Instructions for the task → Copy the lines of the material word for word, beginning with its first line and stopping after the line that contains "luminance-slider-track[interactable] [483, 160, 687, 163]".

Records provided →
::::::
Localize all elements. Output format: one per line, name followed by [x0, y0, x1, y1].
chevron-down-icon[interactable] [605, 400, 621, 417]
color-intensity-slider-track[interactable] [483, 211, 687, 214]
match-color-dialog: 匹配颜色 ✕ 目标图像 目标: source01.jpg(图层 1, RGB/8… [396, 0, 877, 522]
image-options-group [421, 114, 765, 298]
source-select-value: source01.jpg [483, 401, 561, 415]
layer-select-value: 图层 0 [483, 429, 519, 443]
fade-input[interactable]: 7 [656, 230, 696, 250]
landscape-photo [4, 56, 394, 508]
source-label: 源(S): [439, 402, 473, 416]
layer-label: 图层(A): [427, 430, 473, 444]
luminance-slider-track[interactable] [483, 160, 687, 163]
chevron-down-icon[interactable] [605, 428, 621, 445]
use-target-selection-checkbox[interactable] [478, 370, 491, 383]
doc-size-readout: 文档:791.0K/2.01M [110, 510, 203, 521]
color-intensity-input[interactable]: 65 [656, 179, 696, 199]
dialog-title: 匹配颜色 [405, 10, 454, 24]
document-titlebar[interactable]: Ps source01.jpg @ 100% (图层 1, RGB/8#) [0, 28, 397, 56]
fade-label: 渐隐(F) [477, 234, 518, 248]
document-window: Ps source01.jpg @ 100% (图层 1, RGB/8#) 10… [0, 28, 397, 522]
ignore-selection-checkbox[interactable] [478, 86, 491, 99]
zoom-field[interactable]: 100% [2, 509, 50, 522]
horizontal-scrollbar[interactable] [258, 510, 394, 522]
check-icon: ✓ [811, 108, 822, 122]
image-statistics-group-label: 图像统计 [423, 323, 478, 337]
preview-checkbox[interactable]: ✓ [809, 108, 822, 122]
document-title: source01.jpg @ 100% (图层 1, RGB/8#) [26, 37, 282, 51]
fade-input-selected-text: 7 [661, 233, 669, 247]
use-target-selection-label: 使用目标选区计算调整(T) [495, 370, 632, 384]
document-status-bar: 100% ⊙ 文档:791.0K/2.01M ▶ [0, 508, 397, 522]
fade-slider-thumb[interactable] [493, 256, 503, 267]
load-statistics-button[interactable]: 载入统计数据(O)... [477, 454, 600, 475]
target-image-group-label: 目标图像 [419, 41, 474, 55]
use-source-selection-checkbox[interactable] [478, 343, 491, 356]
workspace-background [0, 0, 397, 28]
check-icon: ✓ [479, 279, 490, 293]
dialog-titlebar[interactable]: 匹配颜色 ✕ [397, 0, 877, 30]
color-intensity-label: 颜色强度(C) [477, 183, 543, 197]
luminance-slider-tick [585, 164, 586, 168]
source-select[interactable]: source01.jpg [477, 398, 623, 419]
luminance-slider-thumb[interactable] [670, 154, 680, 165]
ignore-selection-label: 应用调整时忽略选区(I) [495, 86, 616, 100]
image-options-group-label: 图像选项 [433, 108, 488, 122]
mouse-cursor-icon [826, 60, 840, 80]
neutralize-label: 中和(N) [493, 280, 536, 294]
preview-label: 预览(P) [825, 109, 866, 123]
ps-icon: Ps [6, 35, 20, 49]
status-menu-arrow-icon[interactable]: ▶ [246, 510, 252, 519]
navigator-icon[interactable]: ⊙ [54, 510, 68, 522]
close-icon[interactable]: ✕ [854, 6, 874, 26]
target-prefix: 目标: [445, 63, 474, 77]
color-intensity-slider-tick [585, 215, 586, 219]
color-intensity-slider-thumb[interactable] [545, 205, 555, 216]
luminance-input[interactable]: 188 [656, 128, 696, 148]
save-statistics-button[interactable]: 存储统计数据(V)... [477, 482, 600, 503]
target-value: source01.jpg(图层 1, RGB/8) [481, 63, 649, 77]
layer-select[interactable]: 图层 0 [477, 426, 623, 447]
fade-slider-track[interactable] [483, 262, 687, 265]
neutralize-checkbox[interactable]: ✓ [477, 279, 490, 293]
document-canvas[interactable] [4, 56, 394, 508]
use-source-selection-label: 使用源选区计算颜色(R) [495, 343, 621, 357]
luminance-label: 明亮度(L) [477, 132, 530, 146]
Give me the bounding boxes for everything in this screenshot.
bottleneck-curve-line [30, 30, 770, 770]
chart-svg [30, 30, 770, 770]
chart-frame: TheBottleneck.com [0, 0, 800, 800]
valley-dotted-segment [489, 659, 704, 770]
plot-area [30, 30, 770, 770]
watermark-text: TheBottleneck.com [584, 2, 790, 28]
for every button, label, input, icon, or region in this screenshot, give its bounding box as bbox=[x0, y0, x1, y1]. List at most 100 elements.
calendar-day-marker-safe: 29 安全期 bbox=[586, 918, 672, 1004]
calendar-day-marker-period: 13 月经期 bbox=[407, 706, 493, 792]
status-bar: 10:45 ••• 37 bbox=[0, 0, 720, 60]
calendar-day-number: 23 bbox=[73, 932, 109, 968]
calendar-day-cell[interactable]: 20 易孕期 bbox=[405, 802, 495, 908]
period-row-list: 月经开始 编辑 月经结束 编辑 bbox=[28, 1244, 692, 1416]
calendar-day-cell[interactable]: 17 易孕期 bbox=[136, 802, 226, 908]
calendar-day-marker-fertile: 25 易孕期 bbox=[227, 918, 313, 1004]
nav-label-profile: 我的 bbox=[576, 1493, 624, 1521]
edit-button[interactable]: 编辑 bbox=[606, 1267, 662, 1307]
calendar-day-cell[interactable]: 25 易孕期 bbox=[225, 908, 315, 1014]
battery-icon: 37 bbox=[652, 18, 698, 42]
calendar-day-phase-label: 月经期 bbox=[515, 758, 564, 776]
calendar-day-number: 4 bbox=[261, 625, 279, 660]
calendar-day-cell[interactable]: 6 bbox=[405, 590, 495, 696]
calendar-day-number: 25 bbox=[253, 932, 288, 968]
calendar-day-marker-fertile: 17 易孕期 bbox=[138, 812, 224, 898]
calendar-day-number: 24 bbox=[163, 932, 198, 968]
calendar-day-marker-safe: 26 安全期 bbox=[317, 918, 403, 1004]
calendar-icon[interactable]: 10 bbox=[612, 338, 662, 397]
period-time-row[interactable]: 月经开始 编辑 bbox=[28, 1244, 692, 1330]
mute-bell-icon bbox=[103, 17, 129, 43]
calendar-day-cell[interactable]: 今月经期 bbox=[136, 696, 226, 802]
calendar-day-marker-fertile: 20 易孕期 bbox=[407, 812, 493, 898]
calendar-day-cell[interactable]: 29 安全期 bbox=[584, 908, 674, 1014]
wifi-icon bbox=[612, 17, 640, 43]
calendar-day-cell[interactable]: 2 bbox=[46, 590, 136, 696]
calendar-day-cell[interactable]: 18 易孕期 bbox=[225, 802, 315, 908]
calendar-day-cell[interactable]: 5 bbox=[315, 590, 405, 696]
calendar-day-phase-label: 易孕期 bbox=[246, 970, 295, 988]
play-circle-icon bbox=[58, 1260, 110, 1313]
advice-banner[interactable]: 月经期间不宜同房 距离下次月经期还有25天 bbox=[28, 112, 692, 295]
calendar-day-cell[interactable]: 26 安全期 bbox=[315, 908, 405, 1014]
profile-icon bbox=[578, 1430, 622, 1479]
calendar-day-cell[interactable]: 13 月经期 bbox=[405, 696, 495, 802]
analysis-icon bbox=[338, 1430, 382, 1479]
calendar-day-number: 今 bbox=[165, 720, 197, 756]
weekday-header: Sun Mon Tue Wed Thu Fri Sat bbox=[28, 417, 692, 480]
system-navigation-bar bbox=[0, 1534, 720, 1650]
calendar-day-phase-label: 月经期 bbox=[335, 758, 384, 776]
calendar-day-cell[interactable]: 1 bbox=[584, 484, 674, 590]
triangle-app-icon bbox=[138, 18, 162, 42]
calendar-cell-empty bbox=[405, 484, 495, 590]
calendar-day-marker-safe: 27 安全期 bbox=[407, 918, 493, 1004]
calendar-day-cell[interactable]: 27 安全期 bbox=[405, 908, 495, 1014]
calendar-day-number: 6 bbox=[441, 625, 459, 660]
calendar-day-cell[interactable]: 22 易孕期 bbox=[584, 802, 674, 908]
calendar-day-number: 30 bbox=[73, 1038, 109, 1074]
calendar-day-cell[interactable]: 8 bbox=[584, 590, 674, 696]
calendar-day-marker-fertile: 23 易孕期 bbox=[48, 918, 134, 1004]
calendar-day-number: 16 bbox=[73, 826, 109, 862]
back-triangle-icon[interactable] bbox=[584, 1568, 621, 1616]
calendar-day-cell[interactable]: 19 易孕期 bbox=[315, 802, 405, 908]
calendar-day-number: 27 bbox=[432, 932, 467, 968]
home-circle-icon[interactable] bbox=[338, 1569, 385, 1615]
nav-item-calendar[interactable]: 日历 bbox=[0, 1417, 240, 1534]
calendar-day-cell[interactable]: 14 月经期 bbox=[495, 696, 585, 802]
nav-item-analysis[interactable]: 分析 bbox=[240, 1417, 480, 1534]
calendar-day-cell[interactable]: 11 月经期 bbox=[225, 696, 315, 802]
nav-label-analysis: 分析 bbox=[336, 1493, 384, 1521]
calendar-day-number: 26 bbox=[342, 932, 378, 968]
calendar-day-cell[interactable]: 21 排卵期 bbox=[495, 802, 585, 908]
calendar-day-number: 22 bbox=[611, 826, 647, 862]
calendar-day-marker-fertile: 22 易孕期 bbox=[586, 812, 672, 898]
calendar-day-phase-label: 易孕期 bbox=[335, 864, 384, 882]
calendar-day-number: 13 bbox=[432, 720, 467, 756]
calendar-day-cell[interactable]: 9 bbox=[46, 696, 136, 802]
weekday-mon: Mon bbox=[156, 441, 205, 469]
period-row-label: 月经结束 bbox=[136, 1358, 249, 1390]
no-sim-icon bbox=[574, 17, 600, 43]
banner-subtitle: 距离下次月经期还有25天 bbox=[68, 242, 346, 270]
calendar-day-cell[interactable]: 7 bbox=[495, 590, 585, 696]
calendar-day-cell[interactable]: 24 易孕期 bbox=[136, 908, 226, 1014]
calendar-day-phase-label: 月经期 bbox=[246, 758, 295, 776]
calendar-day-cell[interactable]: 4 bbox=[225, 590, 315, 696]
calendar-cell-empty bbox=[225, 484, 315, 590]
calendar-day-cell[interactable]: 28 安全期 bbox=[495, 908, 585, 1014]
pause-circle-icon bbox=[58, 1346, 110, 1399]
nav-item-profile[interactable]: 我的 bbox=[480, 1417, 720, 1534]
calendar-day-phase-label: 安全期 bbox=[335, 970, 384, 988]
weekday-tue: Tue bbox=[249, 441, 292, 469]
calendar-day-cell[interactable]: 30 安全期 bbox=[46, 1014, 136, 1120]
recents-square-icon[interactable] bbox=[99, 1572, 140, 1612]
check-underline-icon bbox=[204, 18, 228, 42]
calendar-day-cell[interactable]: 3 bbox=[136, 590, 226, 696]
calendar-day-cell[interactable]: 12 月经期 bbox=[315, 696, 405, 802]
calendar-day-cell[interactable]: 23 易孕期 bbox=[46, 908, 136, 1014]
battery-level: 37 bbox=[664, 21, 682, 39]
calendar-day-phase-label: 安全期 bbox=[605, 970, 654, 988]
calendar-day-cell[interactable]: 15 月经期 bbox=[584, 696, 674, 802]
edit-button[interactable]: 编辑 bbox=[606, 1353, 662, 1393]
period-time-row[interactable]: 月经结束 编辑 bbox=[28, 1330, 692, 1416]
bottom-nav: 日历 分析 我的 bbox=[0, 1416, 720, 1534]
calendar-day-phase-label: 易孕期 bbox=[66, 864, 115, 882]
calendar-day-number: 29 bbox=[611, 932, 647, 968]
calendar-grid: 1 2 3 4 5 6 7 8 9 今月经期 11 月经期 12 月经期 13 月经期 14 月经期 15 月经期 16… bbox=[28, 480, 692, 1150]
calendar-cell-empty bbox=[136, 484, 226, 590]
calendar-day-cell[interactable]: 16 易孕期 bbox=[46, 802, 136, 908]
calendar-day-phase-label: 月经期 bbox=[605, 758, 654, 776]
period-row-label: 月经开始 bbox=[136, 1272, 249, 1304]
::::::
The solution →
Localize all elements. Output format: one per line, name followed by [x0, y0, x1, y1].
chevron-down-icon[interactable] [605, 400, 621, 417]
color-intensity-slider-track[interactable] [483, 211, 687, 214]
match-color-dialog: 匹配颜色 ✕ 目标图像 目标: source01.jpg(图层 1, RGB/8… [396, 0, 877, 522]
image-options-group [421, 114, 765, 298]
source-select-value: source01.jpg [483, 401, 561, 415]
layer-select-value: 图层 0 [483, 429, 519, 443]
fade-input[interactable]: 7 [656, 230, 696, 250]
landscape-photo [4, 56, 394, 508]
source-label: 源(S): [439, 402, 473, 416]
layer-label: 图层(A): [427, 430, 473, 444]
luminance-slider-track[interactable] [483, 160, 687, 163]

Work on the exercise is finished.